** To do **
1 – Rewrite everything in the display project description from "The second iteration" down to "of the display.", changing "Microsoft Kinect" to "depth camera".
2 – In the display project description, which four topics did the colors in each month's bar represent?

** Extract **
* * *
The first iteration used infrared (IR) sensors and Arduino to track about 10 points evenly distributed across the eight displays. This provided approximately one data point per screen. A “newspaper” was spread across the screens so that each one displayed a section title. To read a given section you would walk up to the appropriate screen. The sensors would detect you, pass that detection onto the client, and an article from the screen’s section would fade in an article for you to read.

The second iteration replaced the IR sensors with a Microsoft Kinect, resulting in a much higher resolution depth map. Instead of the 10 depth points I now had access to closer to 1000, and I could track positions far more consistently. The interface was also replaced to display a bar-chart representing 20 years of reporting by the New York Times. Each month had a bar broken into four colors representing coverage of “Afghanistan,” “Iraq,” “Wall Street,” and “Protests.” You could walk up to a part of the screen to learn about a specific month, and as you got even closer you could see headlines for each of the four content types scrolling across your section of the display.

Of course, it was also used to mess with people. There was a time when the content would get smaller as people walked closer.

Technologies

  • Arduino
  • C
  • HTML / CSS
  • jQuery
  • NodeJS
  • Python

Testimonials

So what you’re saying is that this project has failed both in terms of user experience, and in terms of graphic design?
* * *
** Recorded information **
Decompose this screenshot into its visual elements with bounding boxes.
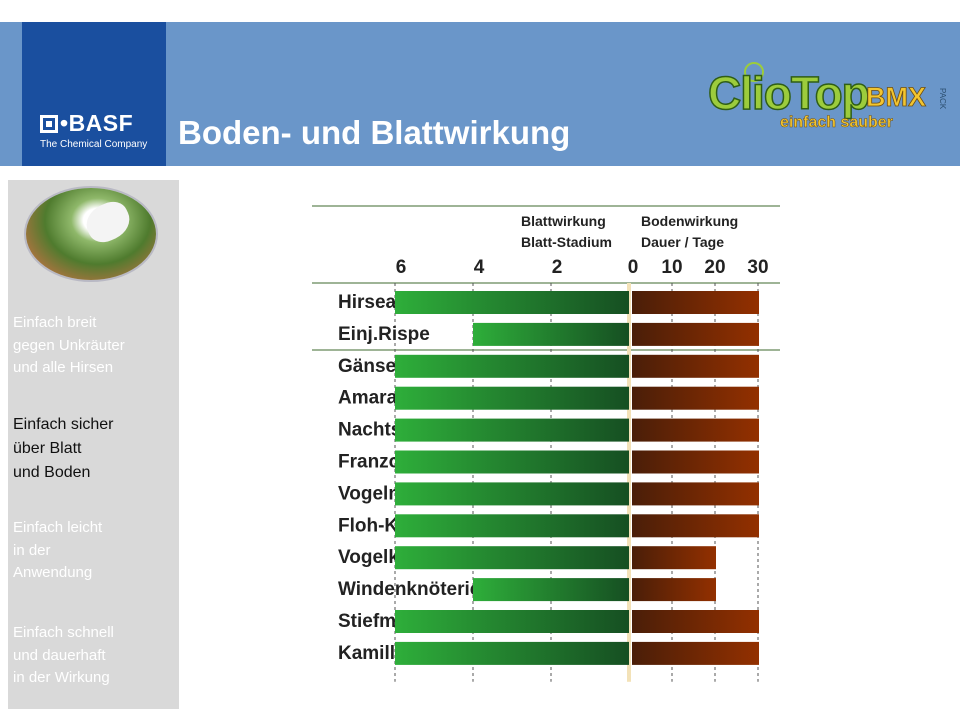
* * *
** Answers to each task **
1 –
The second iteration replaced the IR sensors with a depth camera, resulting in a much higher resolution depth map. Instead of the 10 depth points I now had access to closer to 1000, and I could track positions far more consistently. The interface was also replaced to display a bar-chart representing 20 years of reporting by the New York Times. Each month had a bar broken into four colors representing coverage of “Afghanistan,” “Iraq,” “Wall Street,” and “Protests.” You could walk up to a part of the screen to learn about a specific month, and as you got even closer you could see headlines for each of the four content types scrolling across your section of the display.

2 – Afghanistan, Iraq, Wall Street, and Protests.